_Page_
━━━━━━━━━━━━━━━━━━━━━━━━━━━━━━

Skip to content

torch.AcceleratorError in surya layout encoder on MPS (Apple Silicon) with 66-page PDF #993

@DanielRamosAcosta

Description

@DanielRamosAcosta

🧨 Describe the Bug

marker_single crashes with torch.AcceleratorError: index 4755 is out of bounds: 0, range 0 to 1 during the layout recognition phase when processing a 66-page PDF on Apple Silicon (MPS backend). The error is reproducible and occurs consistently around page 14–16.

📄 Input Document

The PDF that triggers the crash is publicly available:
https://www.defensordelpueblo.es/wp-content/uploads/2025/03/Defensor-del-Pueblo_Informe-anual-2024.pdf

(2.7 MB, 66 pages — Spanish Ombudsman Annual Report 2024)

📤 Output Trace / Stack Trace

Click to expand
2026-03-01 09:40:26,850 [WARNING] surya: `TableRecEncoderDecoderModel` is not compatible with mps backend. Defaulting to cpu instead
Recognizing Layout:  24%|██▍       | 16/66 [01:12<03:47,  4.55s/it]
Traceback (most recent call last):
  File "marker/scripts/convert_single.py", line 38, in convert_single_cli
    rendered = converter(fpath)
  File "marker/converters/pdf.py", line 195, in __call__
    document = self.build_document(temp_path)
  File "marker/converters/pdf.py", line 182, in build_document
    document = DocumentBuilder(self.config)(provider, layout_builder, line_builder, ocr_builder)
  File "marker/builders/document.py", line 33, in __call__
    layout_builder(document, provider)
  File "marker/builders/layout.py", line 56, in __call__
    layout_results = self.surya_layout(document.pages)
  File "marker/builders/layout.py", line 88, in surya_layout
    layout_results = self.layout_model(
        [p.get_image(highres=False) for p in pages],
        batch_size=int(self.get_batch_size()),
    )
  File "surya/layout/__init__.py", line 51, in __call__
    self.foundation_predictor.prediction_loop(...)
  File "surya/foundation/__init__.py", line 780, in prediction_loop
    updated_inputs, outputs, merge_idxs = self.prefill(
        current_inputs, max_lookahead_tokens=0
    )
  File "surya/foundation/__init__.py", line 556, in prefill
    image_embeddings = self.model.get_image_embeddings(
        pixel_values=image_tiles, ...
    )

━━━━━━━━━━━━━━━━━━━━━━━━━━━━━━

_Data shown_

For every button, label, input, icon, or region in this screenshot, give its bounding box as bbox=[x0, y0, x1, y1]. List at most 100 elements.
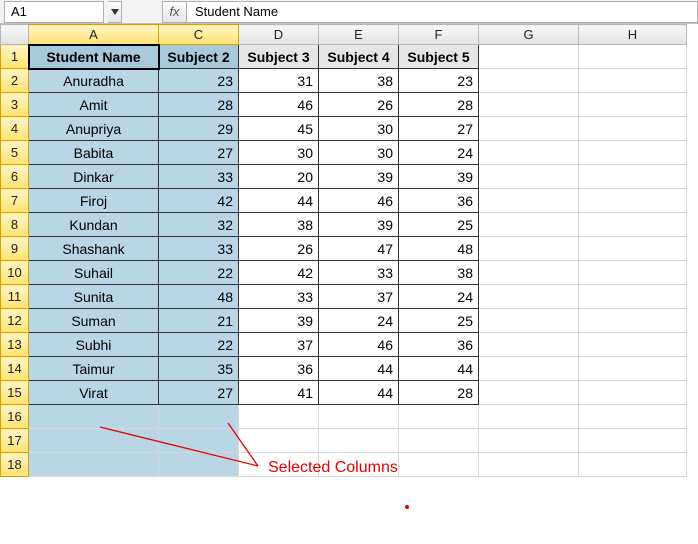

━━━━━━━━━━━━━━━━━━━━━━━━━━━━━━

_What you have to do_
Rewrite everything in the bug report from "The PDF that" down to "Annual Report 2024)", putting "freely accessible" in place of "publicly available".

_Solution to the problem_
The PDF that triggers the crash is freely accessible:
https://www.defensordelpueblo.es/wp-content/uploads/2025/03/Defensor-del-Pueblo_Informe-anual-2024.pdf

(2.7 MB, 66 pages — Spanish Ombudsman Annual Report 2024)